▶ _PROBLEM TO WORK ON_
Omit all images. Write out the rest of the material exactly.

▶ _DATA FOR THIS EXERCISE_

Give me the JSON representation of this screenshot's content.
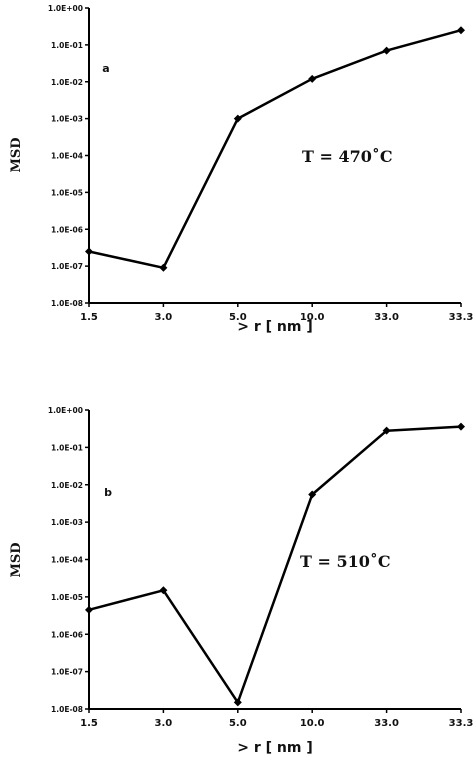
{
  "chart_data": [
    {
      "type": "line",
      "panel_label": "a",
      "annotation": "T = 470˚C",
      "ylabel": "MSD",
      "xlabel": "> r [ nm ]",
      "yscale": "log",
      "ylim": [
        1e-08,
        1
      ],
      "yticks": [
        "1.0E-08",
        "1.0E-07",
        "1.0E-06",
        "1.0E-05",
        "1.0E-04",
        "1.0E-03",
        "1.0E-02",
        "1.0E-01",
        "1.0E+00"
      ],
      "categories": [
        "1.5",
        "3.0",
        "5.0",
        "10.0",
        "33.0",
        "33.3"
      ],
      "values": [
        2.5e-07,
        9e-08,
        0.001,
        0.012,
        0.07,
        0.25
      ]
    },
    {
      "type": "line",
      "panel_label": "b",
      "annotation": "T = 510˚C",
      "ylabel": "MSD",
      "xlabel": "> r [ nm ]",
      "yscale": "log",
      "ylim": [
        1e-08,
        1
      ],
      "yticks": [
        "1.0E-08",
        "1.0E-07",
        "1.0E-06",
        "1.0E-05",
        "1.0E-04",
        "1.0E-03",
        "1.0E-02",
        "1.0E-01",
        "1.0E+00"
      ],
      "categories": [
        "1.5",
        "3.0",
        "5.0",
        "10.0",
        "33.0",
        "33.3"
      ],
      "values": [
        4.5e-06,
        1.5e-05,
        1.5e-08,
        0.0055,
        0.28,
        0.36
      ]
    }
  ]
}
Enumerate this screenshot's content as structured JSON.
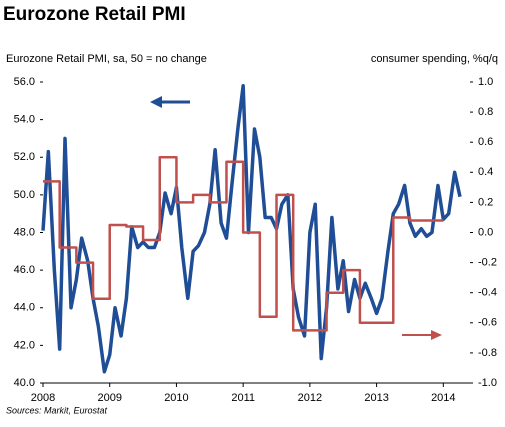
{
  "chart_data": {
    "type": "line",
    "title": "Eurozone Retail PMI",
    "y_label": "Eurozone Retail PMI, sa, 50 = no change",
    "y2_label": "consumer spending, %q/q",
    "source": "Sources: Markit, Eurostat",
    "xlim": [
      2008,
      2014.4
    ],
    "xticks": [
      2008,
      2009,
      2010,
      2011,
      2012,
      2013,
      2014
    ],
    "ylim": [
      40,
      56
    ],
    "yticks": [
      {
        "value": 40,
        "label": "40.0"
      },
      {
        "value": 42,
        "label": "42.0"
      },
      {
        "value": 44,
        "label": "44.0"
      },
      {
        "value": 46,
        "label": "46.0"
      },
      {
        "value": 48,
        "label": "48.0"
      },
      {
        "value": 50,
        "label": "50.0"
      },
      {
        "value": 52,
        "label": "52.0"
      },
      {
        "value": 54,
        "label": "54.0"
      },
      {
        "value": 56,
        "label": "56.0"
      }
    ],
    "y2lim": [
      -1,
      1
    ],
    "y2ticks": [
      {
        "value": -1,
        "label": "-1.0"
      },
      {
        "value": -0.8,
        "label": "-0.8"
      },
      {
        "value": -0.6,
        "label": "-0.6"
      },
      {
        "value": -0.4,
        "label": "-0.4"
      },
      {
        "value": -0.2,
        "label": "-0.2"
      },
      {
        "value": 0,
        "label": "0.0"
      },
      {
        "value": 0.2,
        "label": "0.2"
      },
      {
        "value": 0.4,
        "label": "0.4"
      },
      {
        "value": 0.6,
        "label": "0.6"
      },
      {
        "value": 0.8,
        "label": "0.8"
      },
      {
        "value": 1,
        "label": "1.0"
      }
    ],
    "series": [
      {
        "name": "Eurozone Retail PMI",
        "color": "#1f4e96",
        "axis": "y",
        "x": [
          2008,
          2008.08,
          2008.17,
          2008.25,
          2008.33,
          2008.42,
          2008.5,
          2008.58,
          2008.67,
          2008.75,
          2008.83,
          2008.92,
          2009,
          2009.08,
          2009.17,
          2009.25,
          2009.33,
          2009.42,
          2009.5,
          2009.58,
          2009.67,
          2009.75,
          2009.83,
          2009.92,
          2010,
          2010.08,
          2010.17,
          2010.25,
          2010.33,
          2010.42,
          2010.5,
          2010.58,
          2010.67,
          2010.75,
          2010.83,
          2010.92,
          2011,
          2011.08,
          2011.17,
          2011.25,
          2011.33,
          2011.42,
          2011.5,
          2011.58,
          2011.67,
          2011.75,
          2011.83,
          2011.92,
          2012,
          2012.08,
          2012.17,
          2012.25,
          2012.33,
          2012.42,
          2012.5,
          2012.58,
          2012.67,
          2012.75,
          2012.83,
          2012.92,
          2013,
          2013.08,
          2013.17,
          2013.25,
          2013.33,
          2013.42,
          2013.5,
          2013.58,
          2013.67,
          2013.75,
          2013.83,
          2013.92,
          2014,
          2014.08,
          2014.17,
          2014.25
        ],
        "values": [
          48.1,
          52.3,
          46.0,
          41.8,
          53.0,
          44.0,
          45.5,
          47.7,
          46.5,
          44.5,
          43.0,
          40.6,
          41.5,
          44.0,
          42.5,
          44.5,
          48.3,
          47.2,
          47.5,
          47.2,
          47.2,
          48.0,
          50.1,
          49.0,
          50.4,
          47.2,
          44.5,
          47.0,
          47.3,
          48.0,
          49.5,
          52.4,
          48.5,
          47.7,
          50.5,
          53.5,
          55.8,
          48.0,
          53.5,
          52.0,
          48.8,
          48.8,
          48.2,
          49.5,
          50.0,
          45.0,
          43.5,
          42.5,
          48.0,
          49.5,
          41.3,
          44.0,
          48.8,
          45.0,
          46.5,
          43.8,
          45.5,
          44.5,
          45.3,
          44.5,
          43.7,
          44.5,
          47.0,
          49.0,
          49.5,
          50.5,
          48.5,
          47.8,
          48.2,
          47.8,
          48.0,
          50.5,
          48.7,
          49.0,
          51.2,
          49.9
        ]
      },
      {
        "name": "consumer spending",
        "color": "#c0504d",
        "axis": "y2",
        "step": true,
        "x": [
          2008,
          2008.25,
          2008.5,
          2008.75,
          2009,
          2009.25,
          2009.5,
          2009.75,
          2010,
          2010.25,
          2010.5,
          2010.75,
          2011,
          2011.25,
          2011.5,
          2011.75,
          2012,
          2012.25,
          2012.5,
          2012.75,
          2013,
          2013.25,
          2013.5,
          2013.75,
          2014
        ],
        "values": [
          0.34,
          -0.1,
          -0.2,
          -0.44,
          0.05,
          0.04,
          -0.05,
          0.5,
          0.2,
          0.25,
          0.2,
          0.47,
          0.0,
          -0.56,
          0.25,
          -0.65,
          -0.65,
          -0.4,
          -0.25,
          -0.6,
          -0.6,
          0.1,
          0.08,
          0.08,
          null
        ]
      }
    ]
  }
}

▶ _REPLY_
Give me the JSON representation of this screenshot's content.
{
  "chart_data": [
    {
      "type": "line",
      "panel_label": "a",
      "annotation": "T = 470˚C",
      "ylabel": "MSD",
      "xlabel": "> r [ nm ]",
      "yscale": "log",
      "ylim": [
        1e-08,
        1
      ],
      "yticks": [
        "1.0E-08",
        "1.0E-07",
        "1.0E-06",
        "1.0E-05",
        "1.0E-04",
        "1.0E-03",
        "1.0E-02",
        "1.0E-01",
        "1.0E+00"
      ],
      "categories": [
        "1.5",
        "3.0",
        "5.0",
        "10.0",
        "33.0",
        "33.3"
      ],
      "values": [
        2.5e-07,
        9e-08,
        0.001,
        0.012,
        0.07,
        0.25
      ]
    },
    {
      "type": "line",
      "panel_label": "b",
      "annotation": "T = 510˚C",
      "ylabel": "MSD",
      "xlabel": "> r [ nm ]",
      "yscale": "log",
      "ylim": [
        1e-08,
        1
      ],
      "yticks": [
        "1.0E-08",
        "1.0E-07",
        "1.0E-06",
        "1.0E-05",
        "1.0E-04",
        "1.0E-03",
        "1.0E-02",
        "1.0E-01",
        "1.0E+00"
      ],
      "categories": [
        "1.5",
        "3.0",
        "5.0",
        "10.0",
        "33.0",
        "33.3"
      ],
      "values": [
        4.5e-06,
        1.5e-05,
        1.5e-08,
        0.0055,
        0.28,
        0.36
      ]
    }
  ]
}
Enumerate this screenshot's content as structured JSON.
{
  "chart_data": {
    "type": "line",
    "title": "Eurozone Retail PMI",
    "y_label": "Eurozone Retail PMI, sa, 50 = no change",
    "y2_label": "consumer spending, %q/q",
    "source": "Sources: Markit, Eurostat",
    "xlim": [
      2008,
      2014.4
    ],
    "xticks": [
      2008,
      2009,
      2010,
      2011,
      2012,
      2013,
      2014
    ],
    "ylim": [
      40,
      56
    ],
    "yticks": [
      {
        "value": 40,
        "label": "40.0"
      },
      {
        "value": 42,
        "label": "42.0"
      },
      {
        "value": 44,
        "label": "44.0"
      },
      {
        "value": 46,
        "label": "46.0"
      },
      {
        "value": 48,
        "label": "48.0"
      },
      {
        "value": 50,
        "label": "50.0"
      },
      {
        "value": 52,
        "label": "52.0"
      },
      {
        "value": 54,
        "label": "54.0"
      },
      {
        "value": 56,
        "label": "56.0"
      }
    ],
    "y2lim": [
      -1,
      1
    ],
    "y2ticks": [
      {
        "value": -1,
        "label": "-1.0"
      },
      {
        "value": -0.8,
        "label": "-0.8"
      },
      {
        "value": -0.6,
        "label": "-0.6"
      },
      {
        "value": -0.4,
        "label": "-0.4"
      },
      {
        "value": -0.2,
        "label": "-0.2"
      },
      {
        "value": 0,
        "label": "0.0"
      },
      {
        "value": 0.2,
        "label": "0.2"
      },
      {
        "value": 0.4,
        "label": "0.4"
      },
      {
        "value": 0.6,
        "label": "0.6"
      },
      {
        "value": 0.8,
        "label": "0.8"
      },
      {
        "value": 1,
        "label": "1.0"
      }
    ],
    "series": [
      {
        "name": "Eurozone Retail PMI",
        "color": "#1f4e96",
        "axis": "y",
        "x": [
          2008,
          2008.08,
          2008.17,
          2008.25,
          2008.33,
          2008.42,
          2008.5,
          2008.58,
          2008.67,
          2008.75,
          2008.83,
          2008.92,
          2009,
          2009.08,
          2009.17,
          2009.25,
          2009.33,
          2009.42,
          2009.5,
          2009.58,
          2009.67,
          2009.75,
          2009.83,
          2009.92,
          2010,
          2010.08,
          2010.17,
          2010.25,
          2010.33,
          2010.42,
          2010.5,
          2010.58,
          2010.67,
          2010.75,
          2010.83,
          2010.92,
          2011,
          2011.08,
          2011.17,
          2011.25,
          2011.33,
          2011.42,
          2011.5,
          2011.58,
          2011.67,
          2011.75,
          2011.83,
          2011.92,
          2012,
          2012.08,
          2012.17,
          2012.25,
          2012.33,
          2012.42,
          2012.5,
          2012.58,
          2012.67,
          2012.75,
          2012.83,
          2012.92,
          2013,
          2013.08,
          2013.17,
          2013.25,
          2013.33,
          2013.42,
          2013.5,
          2013.58,
          2013.67,
          2013.75,
          2013.83,
          2013.92,
          2014,
          2014.08,
          2014.17,
          2014.25
        ],
        "values": [
          48.1,
          52.3,
          46.0,
          41.8,
          53.0,
          44.0,
          45.5,
          47.7,
          46.5,
          44.5,
          43.0,
          40.6,
          41.5,
          44.0,
          42.5,
          44.5,
          48.3,
          47.2,
          47.5,
          47.2,
          47.2,
          48.0,
          50.1,
          49.0,
          50.4,
          47.2,
          44.5,
          47.0,
          47.3,
          48.0,
          49.5,
          52.4,
          48.5,
          47.7,
          50.5,
          53.5,
          55.8,
          48.0,
          53.5,
          52.0,
          48.8,
          48.8,
          48.2,
          49.5,
          50.0,
          45.0,
          43.5,
          42.5,
          48.0,
          49.5,
          41.3,
          44.0,
          48.8,
          45.0,
          46.5,
          43.8,
          45.5,
          44.5,
          45.3,
          44.5,
          43.7,
          44.5,
          47.0,
          49.0,
          49.5,
          50.5,
          48.5,
          47.8,
          48.2,
          47.8,
          48.0,
          50.5,
          48.7,
          49.0,
          51.2,
          49.9
        ]
      },
      {
        "name": "consumer spending",
        "color": "#c0504d",
        "axis": "y2",
        "step": true,
        "x": [
          2008,
          2008.25,
          2008.5,
          2008.75,
          2009,
          2009.25,
          2009.5,
          2009.75,
          2010,
          2010.25,
          2010.5,
          2010.75,
          2011,
          2011.25,
          2011.5,
          2011.75,
          2012,
          2012.25,
          2012.5,
          2012.75,
          2013,
          2013.25,
          2013.5,
          2013.75,
          2014
        ],
        "values": [
          0.34,
          -0.1,
          -0.2,
          -0.44,
          0.05,
          0.04,
          -0.05,
          0.5,
          0.2,
          0.25,
          0.2,
          0.47,
          0.0,
          -0.56,
          0.25,
          -0.65,
          -0.65,
          -0.4,
          -0.25,
          -0.6,
          -0.6,
          0.1,
          0.08,
          0.08,
          null
        ]
      }
    ]
  }
}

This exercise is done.